**GIVEN PROBLEM**: Repeat the records below exactly.

——————

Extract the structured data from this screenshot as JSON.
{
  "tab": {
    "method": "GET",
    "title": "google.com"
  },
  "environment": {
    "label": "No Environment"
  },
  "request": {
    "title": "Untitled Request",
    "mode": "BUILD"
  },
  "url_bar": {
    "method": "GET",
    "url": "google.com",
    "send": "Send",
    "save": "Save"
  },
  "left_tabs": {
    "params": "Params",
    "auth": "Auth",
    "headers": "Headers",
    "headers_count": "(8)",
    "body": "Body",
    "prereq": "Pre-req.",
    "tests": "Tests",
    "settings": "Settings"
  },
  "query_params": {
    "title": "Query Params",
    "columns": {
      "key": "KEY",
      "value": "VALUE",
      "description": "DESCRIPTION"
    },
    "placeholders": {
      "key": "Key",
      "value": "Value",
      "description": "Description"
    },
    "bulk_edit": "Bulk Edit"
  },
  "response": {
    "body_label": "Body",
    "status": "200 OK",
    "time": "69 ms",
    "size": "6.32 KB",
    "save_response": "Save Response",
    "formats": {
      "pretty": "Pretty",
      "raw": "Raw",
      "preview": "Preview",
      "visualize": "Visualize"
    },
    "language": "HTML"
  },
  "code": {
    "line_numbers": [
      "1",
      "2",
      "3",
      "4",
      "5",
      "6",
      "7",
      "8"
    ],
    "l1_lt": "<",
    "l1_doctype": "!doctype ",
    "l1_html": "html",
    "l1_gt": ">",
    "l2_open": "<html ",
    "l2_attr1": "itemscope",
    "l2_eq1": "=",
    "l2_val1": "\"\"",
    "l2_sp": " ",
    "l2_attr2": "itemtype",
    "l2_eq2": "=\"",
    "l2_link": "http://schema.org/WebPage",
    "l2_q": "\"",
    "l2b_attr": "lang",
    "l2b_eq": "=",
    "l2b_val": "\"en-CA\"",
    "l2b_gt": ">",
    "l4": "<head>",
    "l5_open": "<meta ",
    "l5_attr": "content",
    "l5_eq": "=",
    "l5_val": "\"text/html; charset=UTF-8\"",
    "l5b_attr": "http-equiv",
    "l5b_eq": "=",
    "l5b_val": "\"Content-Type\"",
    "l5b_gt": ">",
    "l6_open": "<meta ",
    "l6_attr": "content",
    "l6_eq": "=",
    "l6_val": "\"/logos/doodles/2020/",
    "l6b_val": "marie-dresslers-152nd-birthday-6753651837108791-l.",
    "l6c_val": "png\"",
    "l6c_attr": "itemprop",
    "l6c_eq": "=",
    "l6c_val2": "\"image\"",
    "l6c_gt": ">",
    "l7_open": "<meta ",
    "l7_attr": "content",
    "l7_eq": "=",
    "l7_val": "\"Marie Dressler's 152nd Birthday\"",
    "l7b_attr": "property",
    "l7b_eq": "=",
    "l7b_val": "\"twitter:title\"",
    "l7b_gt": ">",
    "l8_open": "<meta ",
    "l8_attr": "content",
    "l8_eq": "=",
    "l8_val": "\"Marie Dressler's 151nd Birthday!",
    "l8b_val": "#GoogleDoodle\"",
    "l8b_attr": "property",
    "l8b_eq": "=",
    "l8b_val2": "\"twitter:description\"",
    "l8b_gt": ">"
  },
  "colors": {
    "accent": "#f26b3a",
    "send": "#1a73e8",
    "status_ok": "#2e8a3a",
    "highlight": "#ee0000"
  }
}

——————

**RESULT OF THIS EXERCISE**:
Extract the structured data from this screenshot as JSON.
{
  "tab": {
    "method": "GET",
    "title": "google.com"
  },
  "environment": {
    "label": "No Environment"
  },
  "request": {
    "title": "Untitled Request",
    "mode": "BUILD"
  },
  "url_bar": {
    "method": "GET",
    "url": "google.com",
    "send": "Send",
    "save": "Save"
  },
  "left_tabs": {
    "params": "Params",
    "auth": "Auth",
    "headers": "Headers",
    "headers_count": "(8)",
    "body": "Body",
    "prereq": "Pre-req.",
    "tests": "Tests",
    "settings": "Settings"
  },
  "query_params": {
    "title": "Query Params",
    "columns": {
      "key": "KEY",
      "value": "VALUE",
      "description": "DESCRIPTION"
    },
    "placeholders": {
      "key": "Key",
      "value": "Value",
      "description": "Description"
    },
    "bulk_edit": "Bulk Edit"
  },
  "response": {
    "body_label": "Body",
    "status": "200 OK",
    "time": "69 ms",
    "size": "6.32 KB",
    "save_response": "Save Response",
    "formats": {
      "pretty": "Pretty",
      "raw": "Raw",
      "preview": "Preview",
      "visualize": "Visualize"
    },
    "language": "HTML"
  },
  "code": {
    "line_numbers": [
      "1",
      "2",
      "3",
      "4",
      "5",
      "6",
      "7",
      "8"
    ],
    "l1_lt": "<",
    "l1_doctype": "!doctype ",
    "l1_html": "html",
    "l1_gt": ">",
    "l2_open": "<html ",
    "l2_attr1": "itemscope",
    "l2_eq1": "=",
    "l2_val1": "\"\"",
    "l2_sp": " ",
    "l2_attr2": "itemtype",
    "l2_eq2": "=\"",
    "l2_link": "http://schema.org/WebPage",
    "l2_q": "\"",
    "l2b_attr": "lang",
    "l2b_eq": "=",
    "l2b_val": "\"en-CA\"",
    "l2b_gt": ">",
    "l4": "<head>",
    "l5_open": "<meta ",
    "l5_attr": "content",
    "l5_eq": "=",
    "l5_val": "\"text/html; charset=UTF-8\"",
    "l5b_attr": "http-equiv",
    "l5b_eq": "=",
    "l5b_val": "\"Content-Type\"",
    "l5b_gt": ">",
    "l6_open": "<meta ",
    "l6_attr": "content",
    "l6_eq": "=",
    "l6_val": "\"/logos/doodles/2020/",
    "l6b_val": "marie-dresslers-152nd-birthday-6753651837108791-l.",
    "l6c_val": "png\"",
    "l6c_attr": "itemprop",
    "l6c_eq": "=",
    "l6c_val2": "\"image\"",
    "l6c_gt": ">",
    "l7_open": "<meta ",
    "l7_attr": "content",
    "l7_eq": "=",
    "l7_val": "\"Marie Dressler's 152nd Birthday\"",
    "l7b_attr": "property",
    "l7b_eq": "=",
    "l7b_val": "\"twitter:title\"",
    "l7b_gt": ">",
    "l8_open": "<meta ",
    "l8_attr": "content",
    "l8_eq": "=",
    "l8_val": "\"Marie Dressler's 151nd Birthday!",
    "l8b_val": "#GoogleDoodle\"",
    "l8b_attr": "property",
    "l8b_eq": "=",
    "l8b_val2": "\"twitter:description\"",
    "l8b_gt": ">"
  },
  "colors": {
    "accent": "#f26b3a",
    "send": "#1a73e8",
    "status_ok": "#2e8a3a",
    "highlight": "#ee0000"
  }
}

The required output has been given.